SELECTED PASSAGE:
==================================================

Where does the offensive line group find itself heading into fall camp?The good news is that Washington’s offensive line will get back two of their key contributors that were out all spring; Dexter Charles and Coleman Shelton. Those two combined for 16 starts in 2014; Sifa Tufunga adds five starts at left guard when Charles was injured.
Therein lies the bad news; Washington brings back a total of 21 starts from last year spread out among two of the five offensive line positions. That means they’ll be breaking in a new left tackle, a new center (although Tufunga has some experience playing the position), and right guard - a spot where Shane Brostek started three games three years ago.
It’s hard not to notice the gaping holes inherited by players talented enough to get the job done, but have not been exposed to Pac-12 defenses yet. That’s a major concern. Much like the defensive backs last year, some had to learn the hard way by taking some lumps. It would be expected the new offensive linemen would suffer growing pains along the way - hopefully not at the expense of Washington’s offense. Brostek was thrown into the fire against Stanford’s defense in 2012, yet the Huskies pulled off the upset that night versus the No. 8 Cardinal - so it can be done.
Going back to silver linings, this is year two of Chris Strausser running the show for the UW offensive line, and as the cliche goes the biggest jump in terms of improvement happens from year one to year two. Washington fans need to believe that will happen with this year’s offensive line starters. It definitely needs to take place with left tackle Jake Eldrenkamp, who has had the benefit of playing the number one spot the last two springs without interruption. He’s the one most out on an island, and if he can provide the stability and consistency of play similar to Hatchie’s last three years, it would be an impressive display of seizing an opportunity.

==================================================

RAW DATA:
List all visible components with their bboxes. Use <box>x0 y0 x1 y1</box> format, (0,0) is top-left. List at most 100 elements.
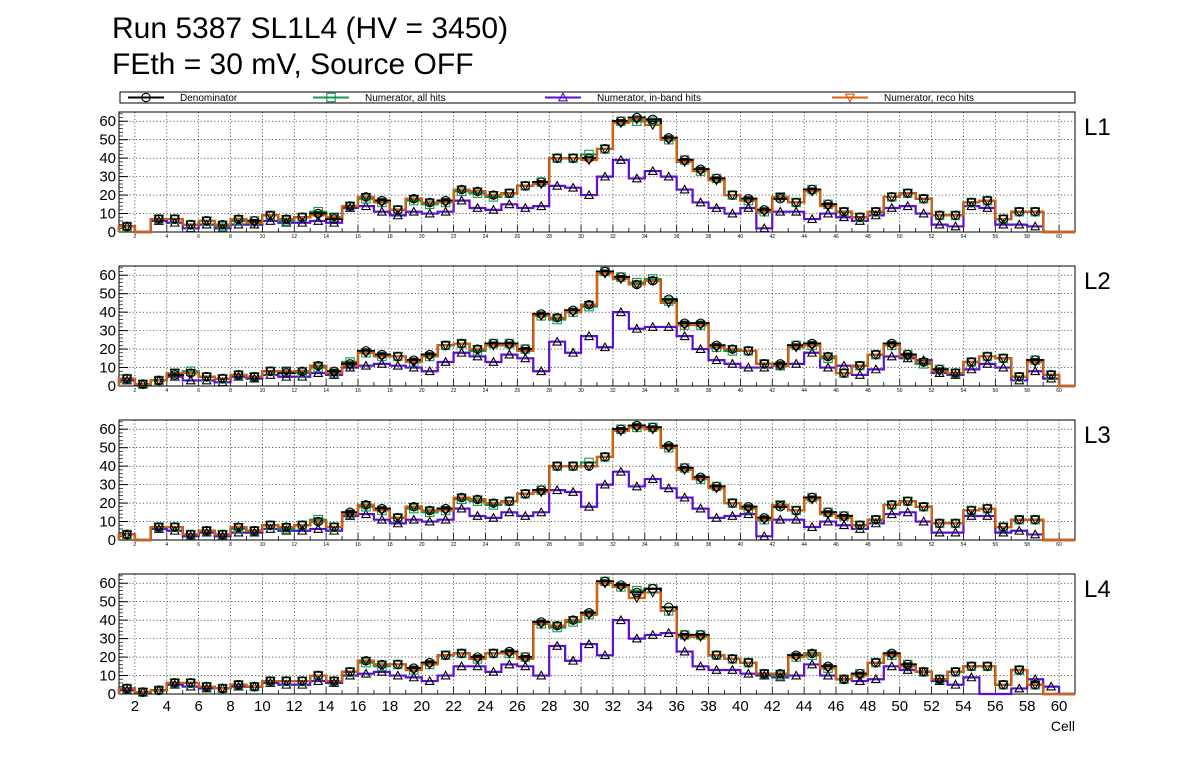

==================================================

INSTRUCTIONS:
A - In the passage on Washington's offensive line, who is in his second year running the UW offensive line?
B - Summarize the passage on Washington's offensive line in two sentences.

THE REPLIES:
A - Chris Strausser

B - Washington's offensive line regains Dexter Charles and Coleman Shelton, who missed all spring, but brings back only 21 starts from last year spread across two of the five positions, so it will break in a new left tackle, center and right guard. The new linemen are expected to have growing pains against Pac-12 defenses, though Chris Strausser's second year running the line and left tackle Jake Eldrenkamp's two uninterrupted springs at the number one spot count as silver linings.